> What the exercise asks
With the images removed, repeat the data below exactly.

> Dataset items
+===+

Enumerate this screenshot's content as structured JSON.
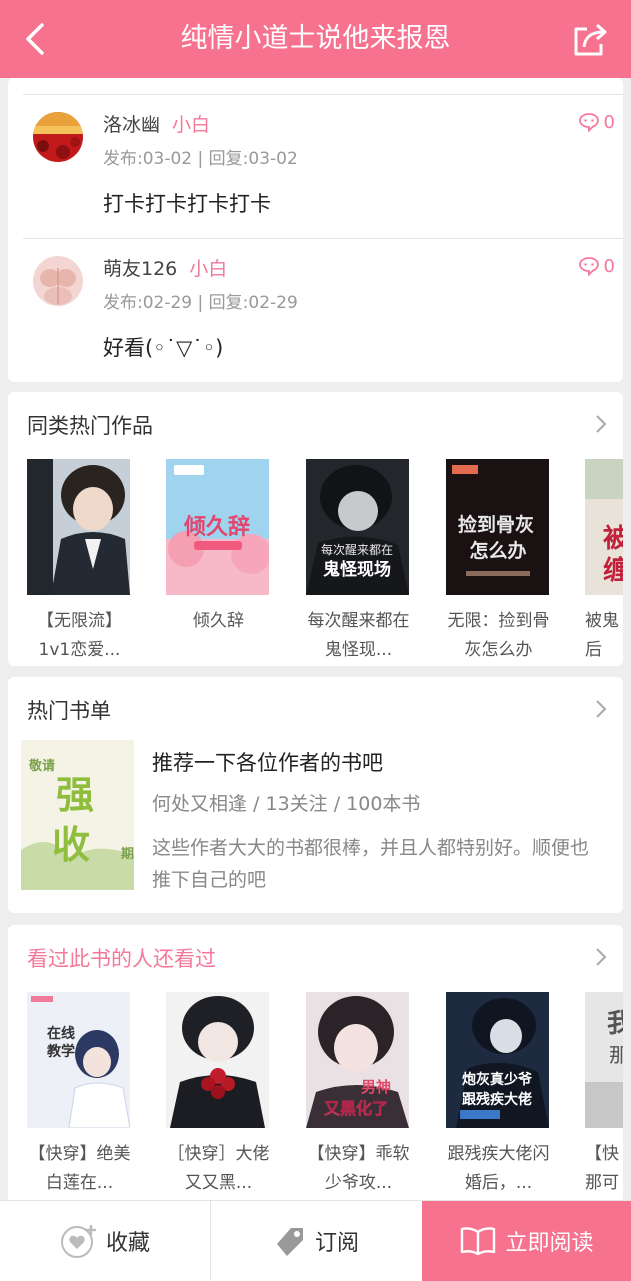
{
  "header": {
    "title": "纯情小道士说他来报恩",
    "back_icon": "back-arrow-icon",
    "share_icon": "share-icon"
  },
  "comments": [
    {
      "user": "洛冰幽",
      "level": "小白",
      "meta": "发布:03-02 | 回复:03-02",
      "text": "打卡打卡打卡打卡",
      "replies": "0"
    },
    {
      "user": "萌友126",
      "level": "小白",
      "meta": "发布:02-29 | 回复:02-29",
      "text": "好看(◦˙▽˙◦)",
      "replies": "0"
    }
  ],
  "similar": {
    "title": "同类热门作品",
    "books": [
      {
        "title": "【无限流】1v1恋爱..."
      },
      {
        "title": "倾久辞",
        "cover_text": "倾久辞"
      },
      {
        "title": "每次醒来都在鬼怪现...",
        "cover_text": "每次醒来都在 鬼怪现场"
      },
      {
        "title": "无限：捡到骨灰怎么办",
        "cover_text": "捡到骨灰 怎么办"
      },
      {
        "title": "被鬼后",
        "cover_text": "被 缠"
      }
    ]
  },
  "booklist": {
    "title": "热门书单",
    "name": "推荐一下各位作者的书吧",
    "meta": "何处又相逢 / 13关注 / 100本书",
    "desc": "这些作者大大的书都很棒，并且人都特别好。顺便也推下自己的吧",
    "cover_text": "强制收"
  },
  "also_read": {
    "title": "看过此书的人还看过",
    "books": [
      {
        "title": "【快穿】绝美白莲在...",
        "cover_text": "在线教学"
      },
      {
        "title": "［快穿］大佬又又黑..."
      },
      {
        "title": "【快穿】乖软少爷攻...",
        "cover_text": "男神 又黑化了"
      },
      {
        "title": "跟残疾大佬闪婚后，...",
        "cover_text": "炮灰真少爷 跟残疾大佬"
      },
      {
        "title": "【快那可",
        "cover_text": "我 那"
      }
    ]
  },
  "bottom": {
    "collect": "收藏",
    "subscribe": "订阅",
    "read": "立即阅读"
  },
  "colors": {
    "accent": "#f6728f",
    "pink_text": "#f4789a"
  }
}
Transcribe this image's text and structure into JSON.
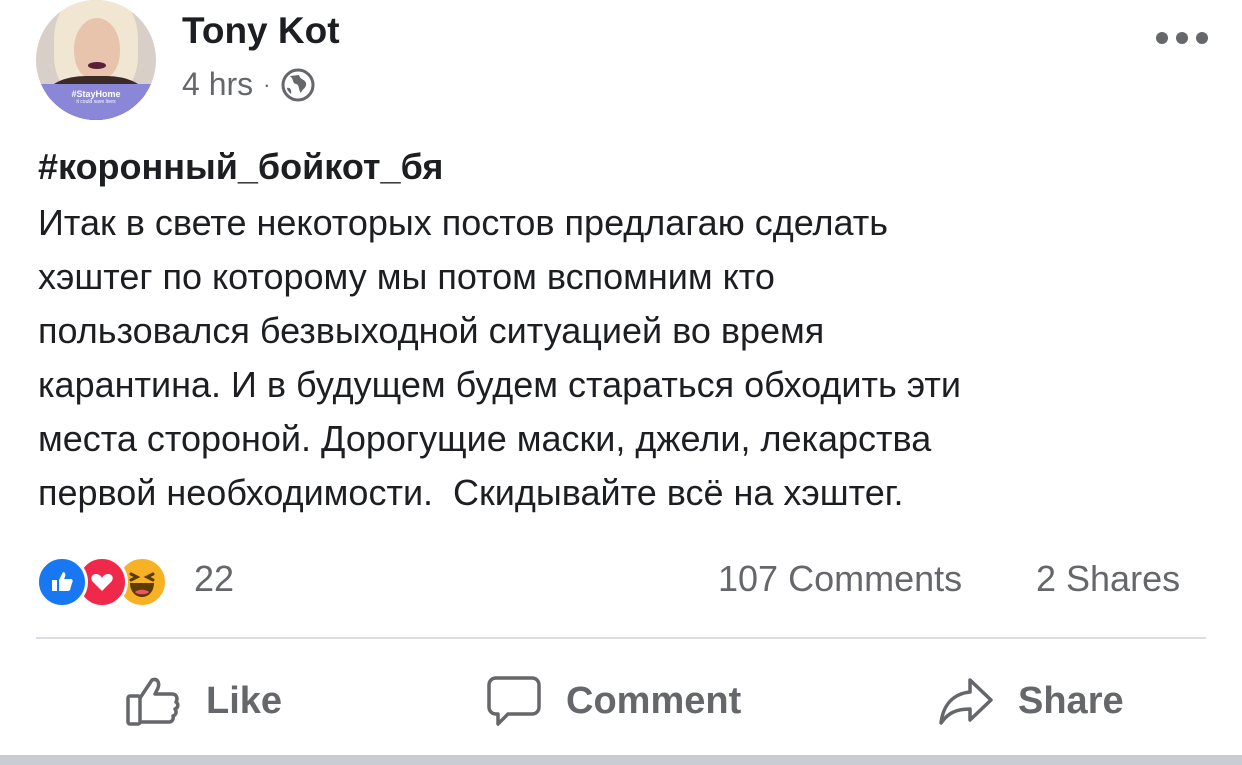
{
  "post": {
    "author": "Tony Kot",
    "time": "4 hrs",
    "separator": "·",
    "privacy_icon": "globe-icon",
    "avatar_frame_title": "#StayHome",
    "avatar_frame_subtitle": "it could save lives",
    "hashtag": "#коронный_бойкот_бя",
    "body_lines": [
      "Итак в свете некоторых постов предлагаю сделать",
      "хэштег по которому мы потом вспомним кто",
      "пользовался безвыходной ситуацией во время",
      "карантина. И в будущем будем стараться обходить эти",
      "места стороной. Дорогущие маски, джели, лекарства",
      "первой необходимости.  Скидывайте всё на хэштег."
    ]
  },
  "stats": {
    "reactions": [
      "like",
      "love",
      "haha"
    ],
    "reaction_count": "22",
    "comments": "107 Comments",
    "shares": "2 Shares"
  },
  "actions": {
    "like": "Like",
    "comment": "Comment",
    "share": "Share"
  },
  "colors": {
    "text": "#1c1e21",
    "secondary": "#65676b",
    "like_blue": "#1877f2",
    "love_red": "#f02849",
    "haha_yellow": "#f7b125",
    "divider": "#dadde1"
  }
}
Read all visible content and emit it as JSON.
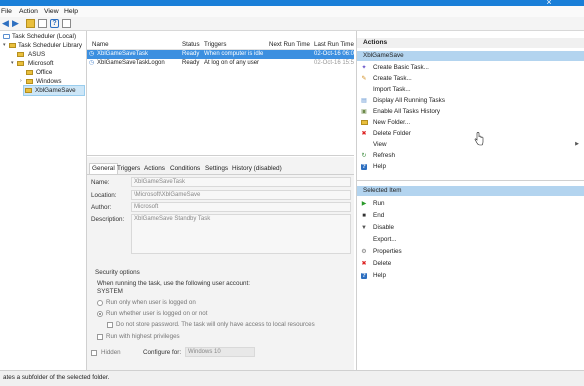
{
  "menubar": {
    "items": [
      "File",
      "Action",
      "View",
      "Help"
    ]
  },
  "tree": {
    "items": [
      {
        "label": "Task Scheduler (Local)",
        "level": 0,
        "icon": "clock-icon",
        "expander": ""
      },
      {
        "label": "Task Scheduler Library",
        "level": 1,
        "icon": "folder-icon",
        "expander": "▾"
      },
      {
        "label": "ASUS",
        "level": 2,
        "icon": "folder-icon",
        "expander": ""
      },
      {
        "label": "Microsoft",
        "level": 2,
        "icon": "folder-icon",
        "expander": "▾"
      },
      {
        "label": "Office",
        "level": 3,
        "icon": "folder-icon",
        "expander": ""
      },
      {
        "label": "Windows",
        "level": 3,
        "icon": "folder-icon",
        "expander": "›"
      },
      {
        "label": "XblGameSave",
        "level": 3,
        "icon": "folder-icon",
        "expander": "",
        "selected": true
      }
    ]
  },
  "tasklist": {
    "columns": [
      "Name",
      "Status",
      "Triggers",
      "Next Run Time",
      "Last Run Time"
    ],
    "rows": [
      {
        "name": "XblGameSaveTask",
        "status": "Ready",
        "triggers": "When computer is idle",
        "next": "",
        "last": "02-Oct-16 06:0",
        "selected": true
      },
      {
        "name": "XblGameSaveTaskLogon",
        "status": "Ready",
        "triggers": "At log on of any user",
        "next": "",
        "last": "02-Oct-16 15:5",
        "selected": false
      }
    ]
  },
  "details": {
    "tabs": [
      "General",
      "Triggers",
      "Actions",
      "Conditions",
      "Settings",
      "History (disabled)"
    ],
    "name_label": "Name:",
    "name_value": "XblGameSaveTask",
    "location_label": "Location:",
    "location_value": "\\Microsoft\\XblGameSave",
    "author_label": "Author:",
    "author_value": "Microsoft",
    "description_label": "Description:",
    "description_value": "XblGameSave Standby Task",
    "security_title": "Security options",
    "security_text": "When running the task, use the following user account:",
    "account": "SYSTEM",
    "opt_logged_on": "Run only when user is logged on",
    "opt_whether": "Run whether user is logged on or not",
    "opt_no_password": "Do not store password.  The task will only have access to local resources",
    "opt_highest": "Run with highest privileges",
    "hidden_label": "Hidden",
    "configure_label": "Configure for:",
    "configure_value": "Windows 10"
  },
  "actions": {
    "header": "Actions",
    "folder_selected": "XblGameSave",
    "folder_actions": [
      {
        "label": "Create Basic Task...",
        "icon": "wand-icon"
      },
      {
        "label": "Create Task...",
        "icon": "new-task-icon"
      },
      {
        "label": "Import Task...",
        "icon": ""
      },
      {
        "label": "Display All Running Tasks",
        "icon": "list-icon"
      },
      {
        "label": "Enable All Tasks History",
        "icon": "history-icon"
      },
      {
        "label": "New Folder...",
        "icon": "folder-icon"
      },
      {
        "label": "Delete Folder",
        "icon": "delete-icon"
      },
      {
        "label": "View",
        "icon": ""
      },
      {
        "label": "Refresh",
        "icon": "refresh-icon"
      },
      {
        "label": "Help",
        "icon": "help-icon"
      }
    ],
    "item_header": "Selected Item",
    "item_actions": [
      {
        "label": "Run",
        "icon": "run-icon"
      },
      {
        "label": "End",
        "icon": "end-icon"
      },
      {
        "label": "Disable",
        "icon": "disable-icon"
      },
      {
        "label": "Export...",
        "icon": ""
      },
      {
        "label": "Properties",
        "icon": "properties-icon"
      },
      {
        "label": "Delete",
        "icon": "delete-icon"
      },
      {
        "label": "Help",
        "icon": "help-icon"
      }
    ]
  },
  "status": "ates a subfolder of the selected folder.",
  "colors": {
    "accent": "#1a7fd8",
    "selected_row": "#3b8fe0",
    "pane_selected": "#b3d4ef"
  }
}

+===+

> Solution to this task
Enumerate this screenshot's content as structured JSON.
{
  "header": {
    "title": "纯情小道士说他来报恩",
    "back_icon": "back-arrow-icon",
    "share_icon": "share-icon"
  },
  "comments": [
    {
      "user": "洛冰幽",
      "level": "小白",
      "meta": "发布:03-02 | 回复:03-02",
      "text": "打卡打卡打卡打卡",
      "replies": "0"
    },
    {
      "user": "萌友126",
      "level": "小白",
      "meta": "发布:02-29 | 回复:02-29",
      "text": "好看(◦˙▽˙◦)",
      "replies": "0"
    }
  ],
  "similar": {
    "title": "同类热门作品",
    "books": [
      {
        "title": "【无限流】1v1恋爱..."
      },
      {
        "title": "倾久辞",
        "cover_text": "倾久辞"
      },
      {
        "title": "每次醒来都在鬼怪现...",
        "cover_text": "每次醒来都在 鬼怪现场"
      },
      {
        "title": "无限：捡到骨灰怎么办",
        "cover_text": "捡到骨灰 怎么办"
      },
      {
        "title": "被鬼后",
        "cover_text": "被 缠"
      }
    ]
  },
  "booklist": {
    "title": "热门书单",
    "name": "推荐一下各位作者的书吧",
    "meta": "何处又相逢 / 13关注 / 100本书",
    "desc": "这些作者大大的书都很棒，并且人都特别好。顺便也推下自己的吧",
    "cover_text": "强制收"
  },
  "also_read": {
    "title": "看过此书的人还看过",
    "books": [
      {
        "title": "【快穿】绝美白莲在...",
        "cover_text": "在线教学"
      },
      {
        "title": "［快穿］大佬又又黑..."
      },
      {
        "title": "【快穿】乖软少爷攻...",
        "cover_text": "男神 又黑化了"
      },
      {
        "title": "跟残疾大佬闪婚后，...",
        "cover_text": "炮灰真少爷 跟残疾大佬"
      },
      {
        "title": "【快那可",
        "cover_text": "我 那"
      }
    ]
  },
  "bottom": {
    "collect": "收藏",
    "subscribe": "订阅",
    "read": "立即阅读"
  },
  "colors": {
    "accent": "#f6728f",
    "pink_text": "#f4789a"
  }
}
Transcribe this image's text and structure into JSON.
{
  "post": {
    "author": "Tony Kot",
    "time": "4 hrs",
    "separator": "·",
    "privacy_icon": "globe-icon",
    "avatar_frame_title": "#StayHome",
    "avatar_frame_subtitle": "it could save lives",
    "hashtag": "#коронный_бойкот_бя",
    "body_lines": [
      "Итак в свете некоторых постов предлагаю сделать",
      "хэштег по которому мы потом вспомним кто",
      "пользовался безвыходной ситуацией во время",
      "карантина. И в будущем будем стараться обходить эти",
      "места стороной. Дорогущие маски, джели, лекарства",
      "первой необходимости.  Скидывайте всё на хэштег."
    ]
  },
  "stats": {
    "reactions": [
      "like",
      "love",
      "haha"
    ],
    "reaction_count": "22",
    "comments": "107 Comments",
    "shares": "2 Shares"
  },
  "actions": {
    "like": "Like",
    "comment": "Comment",
    "share": "Share"
  },
  "colors": {
    "text": "#1c1e21",
    "secondary": "#65676b",
    "like_blue": "#1877f2",
    "love_red": "#f02849",
    "haha_yellow": "#f7b125",
    "divider": "#dadde1"
  }
}
Read all visible content and emit it as JSON.
{
  "menubar": {
    "items": [
      "File",
      "Action",
      "View",
      "Help"
    ]
  },
  "tree": {
    "items": [
      {
        "label": "Task Scheduler (Local)",
        "level": 0,
        "icon": "clock-icon",
        "expander": ""
      },
      {
        "label": "Task Scheduler Library",
        "level": 1,
        "icon": "folder-icon",
        "expander": "▾"
      },
      {
        "label": "ASUS",
        "level": 2,
        "icon": "folder-icon",
        "expander": ""
      },
      {
        "label": "Microsoft",
        "level": 2,
        "icon": "folder-icon",
        "expander": "▾"
      },
      {
        "label": "Office",
        "level": 3,
        "icon": "folder-icon",
        "expander": ""
      },
      {
        "label": "Windows",
        "level": 3,
        "icon": "folder-icon",
        "expander": "›"
      },
      {
        "label": "XblGameSave",
        "level": 3,
        "icon": "folder-icon",
        "expander": "",
        "selected": true
      }
    ]
  },
  "tasklist": {
    "columns": [
      "Name",
      "Status",
      "Triggers",
      "Next Run Time",
      "Last Run Time"
    ],
    "rows": [
      {
        "name": "XblGameSaveTask",
        "status": "Ready",
        "triggers": "When computer is idle",
        "next": "",
        "last": "02-Oct-16 06:0",
        "selected": true
      },
      {
        "name": "XblGameSaveTaskLogon",
        "status": "Ready",
        "triggers": "At log on of any user",
        "next": "",
        "last": "02-Oct-16 15:5",
        "selected": false
      }
    ]
  },
  "details": {
    "tabs": [
      "General",
      "Triggers",
      "Actions",
      "Conditions",
      "Settings",
      "History (disabled)"
    ],
    "name_label": "Name:",
    "name_value": "XblGameSaveTask",
    "location_label": "Location:",
    "location_value": "\\Microsoft\\XblGameSave",
    "author_label": "Author:",
    "author_value": "Microsoft",
    "description_label": "Description:",
    "description_value": "XblGameSave Standby Task",
    "security_title": "Security options",
    "security_text": "When running the task, use the following user account:",
    "account": "SYSTEM",
    "opt_logged_on": "Run only when user is logged on",
    "opt_whether": "Run whether user is logged on or not",
    "opt_no_password": "Do not store password.  The task will only have access to local resources",
    "opt_highest": "Run with highest privileges",
    "hidden_label": "Hidden",
    "configure_label": "Configure for:",
    "configure_value": "Windows 10"
  },
  "actions": {
    "header": "Actions",
    "folder_selected": "XblGameSave",
    "folder_actions": [
      {
        "label": "Create Basic Task...",
        "icon": "wand-icon"
      },
      {
        "label": "Create Task...",
        "icon": "new-task-icon"
      },
      {
        "label": "Import Task...",
        "icon": ""
      },
      {
        "label": "Display All Running Tasks",
        "icon": "list-icon"
      },
      {
        "label": "Enable All Tasks History",
        "icon": "history-icon"
      },
      {
        "label": "New Folder...",
        "icon": "folder-icon"
      },
      {
        "label": "Delete Folder",
        "icon": "delete-icon"
      },
      {
        "label": "View",
        "icon": ""
      },
      {
        "label": "Refresh",
        "icon": "refresh-icon"
      },
      {
        "label": "Help",
        "icon": "help-icon"
      }
    ],
    "item_header": "Selected Item",
    "item_actions": [
      {
        "label": "Run",
        "icon": "run-icon"
      },
      {
        "label": "End",
        "icon": "end-icon"
      },
      {
        "label": "Disable",
        "icon": "disable-icon"
      },
      {
        "label": "Export...",
        "icon": ""
      },
      {
        "label": "Properties",
        "icon": "properties-icon"
      },
      {
        "label": "Delete",
        "icon": "delete-icon"
      },
      {
        "label": "Help",
        "icon": "help-icon"
      }
    ]
  },
  "status": "ates a subfolder of the selected folder.",
  "colors": {
    "accent": "#1a7fd8",
    "selected_row": "#3b8fe0",
    "pane_selected": "#b3d4ef"
  }
}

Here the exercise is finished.